BEGIN DATASET RECORDS

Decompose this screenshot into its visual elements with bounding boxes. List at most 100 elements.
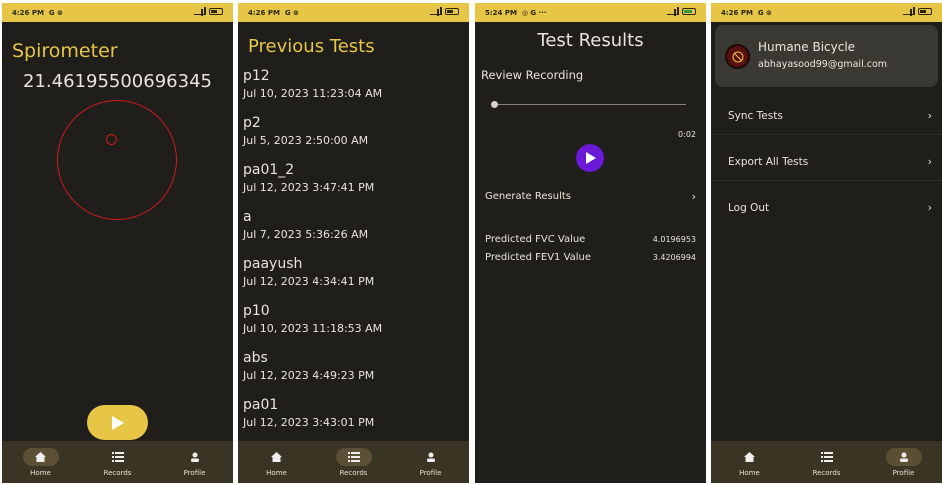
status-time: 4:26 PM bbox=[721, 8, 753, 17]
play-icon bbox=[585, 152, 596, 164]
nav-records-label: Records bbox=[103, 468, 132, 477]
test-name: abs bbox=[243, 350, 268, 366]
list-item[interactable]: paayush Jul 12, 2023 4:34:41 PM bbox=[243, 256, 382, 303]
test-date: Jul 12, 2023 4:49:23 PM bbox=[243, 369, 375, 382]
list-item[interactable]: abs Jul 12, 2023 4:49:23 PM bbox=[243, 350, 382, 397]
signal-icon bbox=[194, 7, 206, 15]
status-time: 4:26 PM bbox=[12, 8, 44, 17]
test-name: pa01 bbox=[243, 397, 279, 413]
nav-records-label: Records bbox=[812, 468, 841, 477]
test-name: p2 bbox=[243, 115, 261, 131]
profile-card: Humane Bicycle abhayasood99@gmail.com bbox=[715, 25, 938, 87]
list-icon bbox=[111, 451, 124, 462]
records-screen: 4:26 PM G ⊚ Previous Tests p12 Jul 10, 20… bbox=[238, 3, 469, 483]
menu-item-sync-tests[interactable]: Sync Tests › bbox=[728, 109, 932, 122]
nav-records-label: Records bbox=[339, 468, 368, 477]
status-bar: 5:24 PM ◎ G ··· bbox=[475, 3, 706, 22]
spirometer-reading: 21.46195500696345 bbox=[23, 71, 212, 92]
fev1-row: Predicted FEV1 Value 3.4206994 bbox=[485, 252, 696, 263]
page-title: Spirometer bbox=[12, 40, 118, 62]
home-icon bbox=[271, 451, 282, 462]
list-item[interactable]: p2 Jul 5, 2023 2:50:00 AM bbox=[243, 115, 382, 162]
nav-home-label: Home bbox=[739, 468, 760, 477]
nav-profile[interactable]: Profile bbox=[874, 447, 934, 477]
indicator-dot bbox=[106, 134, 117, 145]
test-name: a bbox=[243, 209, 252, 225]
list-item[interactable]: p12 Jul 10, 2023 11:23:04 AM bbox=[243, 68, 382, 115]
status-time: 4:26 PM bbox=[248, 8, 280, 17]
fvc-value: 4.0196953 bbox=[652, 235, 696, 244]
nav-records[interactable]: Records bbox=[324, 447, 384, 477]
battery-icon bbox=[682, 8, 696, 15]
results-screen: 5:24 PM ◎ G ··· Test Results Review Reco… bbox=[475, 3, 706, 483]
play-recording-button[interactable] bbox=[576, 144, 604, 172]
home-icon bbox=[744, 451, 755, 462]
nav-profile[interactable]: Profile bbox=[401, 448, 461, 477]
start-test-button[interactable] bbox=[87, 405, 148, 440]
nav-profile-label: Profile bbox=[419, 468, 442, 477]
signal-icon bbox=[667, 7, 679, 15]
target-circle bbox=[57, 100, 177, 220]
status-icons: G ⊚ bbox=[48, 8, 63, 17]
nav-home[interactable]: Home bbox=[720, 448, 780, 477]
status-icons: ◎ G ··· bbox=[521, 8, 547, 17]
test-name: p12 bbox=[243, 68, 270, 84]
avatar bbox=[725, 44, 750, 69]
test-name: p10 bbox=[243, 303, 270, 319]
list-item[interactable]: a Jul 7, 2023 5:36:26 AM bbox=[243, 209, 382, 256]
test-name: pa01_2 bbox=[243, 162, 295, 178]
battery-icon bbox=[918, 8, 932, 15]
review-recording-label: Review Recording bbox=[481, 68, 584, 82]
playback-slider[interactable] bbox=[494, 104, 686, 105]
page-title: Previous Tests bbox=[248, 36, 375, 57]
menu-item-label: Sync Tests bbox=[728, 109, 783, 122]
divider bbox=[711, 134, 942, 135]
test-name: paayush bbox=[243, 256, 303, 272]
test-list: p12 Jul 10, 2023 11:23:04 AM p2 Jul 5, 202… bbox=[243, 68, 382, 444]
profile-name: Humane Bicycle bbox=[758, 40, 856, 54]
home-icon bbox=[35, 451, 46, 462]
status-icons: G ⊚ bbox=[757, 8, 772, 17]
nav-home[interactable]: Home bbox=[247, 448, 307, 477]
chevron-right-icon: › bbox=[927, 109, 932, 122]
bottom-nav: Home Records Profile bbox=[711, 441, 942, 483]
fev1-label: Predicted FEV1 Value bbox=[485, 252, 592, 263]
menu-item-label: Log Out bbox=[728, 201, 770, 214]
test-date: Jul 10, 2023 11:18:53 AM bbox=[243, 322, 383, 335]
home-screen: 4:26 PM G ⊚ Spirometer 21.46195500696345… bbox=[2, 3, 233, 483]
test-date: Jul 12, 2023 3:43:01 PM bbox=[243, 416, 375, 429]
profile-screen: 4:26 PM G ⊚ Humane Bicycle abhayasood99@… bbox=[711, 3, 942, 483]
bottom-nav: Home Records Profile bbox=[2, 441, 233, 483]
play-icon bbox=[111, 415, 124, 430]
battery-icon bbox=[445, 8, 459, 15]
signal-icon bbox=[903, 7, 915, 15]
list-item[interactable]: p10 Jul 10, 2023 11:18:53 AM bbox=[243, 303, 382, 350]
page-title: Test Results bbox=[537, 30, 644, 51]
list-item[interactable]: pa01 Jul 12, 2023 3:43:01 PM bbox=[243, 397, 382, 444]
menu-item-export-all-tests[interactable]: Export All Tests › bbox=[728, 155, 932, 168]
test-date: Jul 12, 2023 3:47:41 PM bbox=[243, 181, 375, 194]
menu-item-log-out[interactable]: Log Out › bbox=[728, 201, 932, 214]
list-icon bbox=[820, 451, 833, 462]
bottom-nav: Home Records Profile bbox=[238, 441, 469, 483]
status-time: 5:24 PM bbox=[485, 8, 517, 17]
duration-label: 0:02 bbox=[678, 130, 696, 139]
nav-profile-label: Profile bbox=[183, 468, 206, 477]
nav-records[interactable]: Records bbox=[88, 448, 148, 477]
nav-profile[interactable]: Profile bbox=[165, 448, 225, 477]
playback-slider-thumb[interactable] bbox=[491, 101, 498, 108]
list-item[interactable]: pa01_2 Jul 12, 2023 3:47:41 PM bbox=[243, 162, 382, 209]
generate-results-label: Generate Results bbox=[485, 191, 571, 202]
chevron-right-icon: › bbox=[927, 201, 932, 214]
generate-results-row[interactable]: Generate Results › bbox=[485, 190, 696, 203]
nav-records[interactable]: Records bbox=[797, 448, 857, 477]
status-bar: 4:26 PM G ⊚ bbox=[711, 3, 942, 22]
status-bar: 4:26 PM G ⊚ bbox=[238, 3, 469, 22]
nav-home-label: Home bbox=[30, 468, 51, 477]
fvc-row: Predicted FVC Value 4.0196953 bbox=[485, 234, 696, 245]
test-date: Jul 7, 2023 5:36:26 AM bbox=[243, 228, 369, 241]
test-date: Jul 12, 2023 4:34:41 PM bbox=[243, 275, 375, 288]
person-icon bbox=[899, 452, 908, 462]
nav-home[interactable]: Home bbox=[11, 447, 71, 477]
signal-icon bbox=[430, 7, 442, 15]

END DATASET RECORDS

* [YOUR INSTRUCTIONS]:
Reproduce every line of the items above verbatim, leaving the pictures out of your answer.

* [WRITTEN RESPONSE]:
Decompose this screenshot into its visual elements with bounding boxes. List at most 100 elements.
status-time: 4:26 PM bbox=[721, 8, 753, 17]
play-icon bbox=[585, 152, 596, 164]
nav-records-label: Records bbox=[103, 468, 132, 477]
test-name: abs bbox=[243, 350, 268, 366]
list-item[interactable]: paayush Jul 12, 2023 4:34:41 PM bbox=[243, 256, 382, 303]
test-date: Jul 12, 2023 4:49:23 PM bbox=[243, 369, 375, 382]
list-item[interactable]: abs Jul 12, 2023 4:49:23 PM bbox=[243, 350, 382, 397]
signal-icon bbox=[194, 7, 206, 15]
status-time: 4:26 PM bbox=[12, 8, 44, 17]
test-name: pa01 bbox=[243, 397, 279, 413]
nav-records-label: Records bbox=[812, 468, 841, 477]
test-name: p2 bbox=[243, 115, 261, 131]
profile-card: Humane Bicycle abhayasood99@gmail.com bbox=[715, 25, 938, 87]
list-icon bbox=[111, 451, 124, 462]
records-screen: 4:26 PM G ⊚ Previous Tests p12 Jul 10, 20… bbox=[238, 3, 469, 483]
menu-item-sync-tests[interactable]: Sync Tests › bbox=[728, 109, 932, 122]
nav-records-label: Records bbox=[339, 468, 368, 477]
status-bar: 5:24 PM ◎ G ··· bbox=[475, 3, 706, 22]
spirometer-reading: 21.46195500696345 bbox=[23, 71, 212, 92]
fev1-row: Predicted FEV1 Value 3.4206994 bbox=[485, 252, 696, 263]
page-title: Spirometer bbox=[12, 40, 118, 62]
home-icon bbox=[271, 451, 282, 462]
list-item[interactable]: p2 Jul 5, 2023 2:50:00 AM bbox=[243, 115, 382, 162]
nav-home-label: Home bbox=[739, 468, 760, 477]
nav-profile[interactable]: Profile bbox=[874, 447, 934, 477]
indicator-dot bbox=[106, 134, 117, 145]
test-name: a bbox=[243, 209, 252, 225]
list-item[interactable]: p12 Jul 10, 2023 11:23:04 AM bbox=[243, 68, 382, 115]
status-time: 4:26 PM bbox=[248, 8, 280, 17]
fvc-value: 4.0196953 bbox=[652, 235, 696, 244]
nav-records[interactable]: Records bbox=[324, 447, 384, 477]
battery-icon bbox=[682, 8, 696, 15]
results-screen: 5:24 PM ◎ G ··· Test Results Review Reco… bbox=[475, 3, 706, 483]
play-recording-button[interactable] bbox=[576, 144, 604, 172]
home-icon bbox=[744, 451, 755, 462]
nav-profile[interactable]: Profile bbox=[401, 448, 461, 477]
start-test-button[interactable] bbox=[87, 405, 148, 440]
nav-profile-label: Profile bbox=[419, 468, 442, 477]
signal-icon bbox=[667, 7, 679, 15]
target-circle bbox=[57, 100, 177, 220]
status-icons: G ⊚ bbox=[48, 8, 63, 17]
nav-home[interactable]: Home bbox=[720, 448, 780, 477]
status-icons: ◎ G ··· bbox=[521, 8, 547, 17]
test-name: p12 bbox=[243, 68, 270, 84]
avatar bbox=[725, 44, 750, 69]
test-name: p10 bbox=[243, 303, 270, 319]
list-item[interactable]: a Jul 7, 2023 5:36:26 AM bbox=[243, 209, 382, 256]
test-name: pa01_2 bbox=[243, 162, 295, 178]
battery-icon bbox=[918, 8, 932, 15]
review-recording-label: Review Recording bbox=[481, 68, 584, 82]
playback-slider[interactable] bbox=[494, 104, 686, 105]
page-title: Previous Tests bbox=[248, 36, 375, 57]
menu-item-label: Sync Tests bbox=[728, 109, 783, 122]
divider bbox=[711, 134, 942, 135]
test-name: paayush bbox=[243, 256, 303, 272]
test-list: p12 Jul 10, 2023 11:23:04 AM p2 Jul 5, 202… bbox=[243, 68, 382, 444]
profile-name: Humane Bicycle bbox=[758, 40, 856, 54]
home-icon bbox=[35, 451, 46, 462]
status-icons: G ⊚ bbox=[757, 8, 772, 17]
nav-home[interactable]: Home bbox=[247, 448, 307, 477]
chevron-right-icon: › bbox=[927, 109, 932, 122]
bottom-nav: Home Records Profile bbox=[711, 441, 942, 483]
fev1-label: Predicted FEV1 Value bbox=[485, 252, 592, 263]
menu-item-label: Log Out bbox=[728, 201, 770, 214]
test-date: Jul 10, 2023 11:18:53 AM bbox=[243, 322, 383, 335]
home-screen: 4:26 PM G ⊚ Spirometer 21.46195500696345… bbox=[2, 3, 233, 483]
test-date: Jul 12, 2023 3:43:01 PM bbox=[243, 416, 375, 429]
profile-screen: 4:26 PM G ⊚ Humane Bicycle abhayasood99@… bbox=[711, 3, 942, 483]
bottom-nav: Home Records Profile bbox=[2, 441, 233, 483]
play-icon bbox=[111, 415, 124, 430]
battery-icon bbox=[445, 8, 459, 15]
signal-icon bbox=[903, 7, 915, 15]
list-item[interactable]: p10 Jul 10, 2023 11:18:53 AM bbox=[243, 303, 382, 350]
page-title: Test Results bbox=[537, 30, 644, 51]
list-item[interactable]: pa01 Jul 12, 2023 3:43:01 PM bbox=[243, 397, 382, 444]
menu-item-export-all-tests[interactable]: Export All Tests › bbox=[728, 155, 932, 168]
test-date: Jul 12, 2023 3:47:41 PM bbox=[243, 181, 375, 194]
menu-item-log-out[interactable]: Log Out › bbox=[728, 201, 932, 214]
list-icon bbox=[820, 451, 833, 462]
bottom-nav: Home Records Profile bbox=[238, 441, 469, 483]
status-time: 5:24 PM bbox=[485, 8, 517, 17]
duration-label: 0:02 bbox=[678, 130, 696, 139]
nav-profile-label: Profile bbox=[183, 468, 206, 477]
nav-records[interactable]: Records bbox=[88, 448, 148, 477]
nav-profile[interactable]: Profile bbox=[165, 448, 225, 477]
playback-slider-thumb[interactable] bbox=[491, 101, 498, 108]
list-item[interactable]: pa01_2 Jul 12, 2023 3:47:41 PM bbox=[243, 162, 382, 209]
generate-results-label: Generate Results bbox=[485, 191, 571, 202]
chevron-right-icon: › bbox=[927, 201, 932, 214]
generate-results-row[interactable]: Generate Results › bbox=[485, 190, 696, 203]
nav-records[interactable]: Records bbox=[797, 448, 857, 477]
status-bar: 4:26 PM G ⊚ bbox=[711, 3, 942, 22]
status-bar: 4:26 PM G ⊚ bbox=[238, 3, 469, 22]
nav-home-label: Home bbox=[30, 468, 51, 477]
fvc-row: Predicted FVC Value 4.0196953 bbox=[485, 234, 696, 245]
test-date: Jul 7, 2023 5:36:26 AM bbox=[243, 228, 369, 241]
test-date: Jul 12, 2023 4:34:41 PM bbox=[243, 275, 375, 288]
person-icon bbox=[899, 452, 908, 462]
nav-home[interactable]: Home bbox=[11, 447, 71, 477]
signal-icon bbox=[430, 7, 442, 15]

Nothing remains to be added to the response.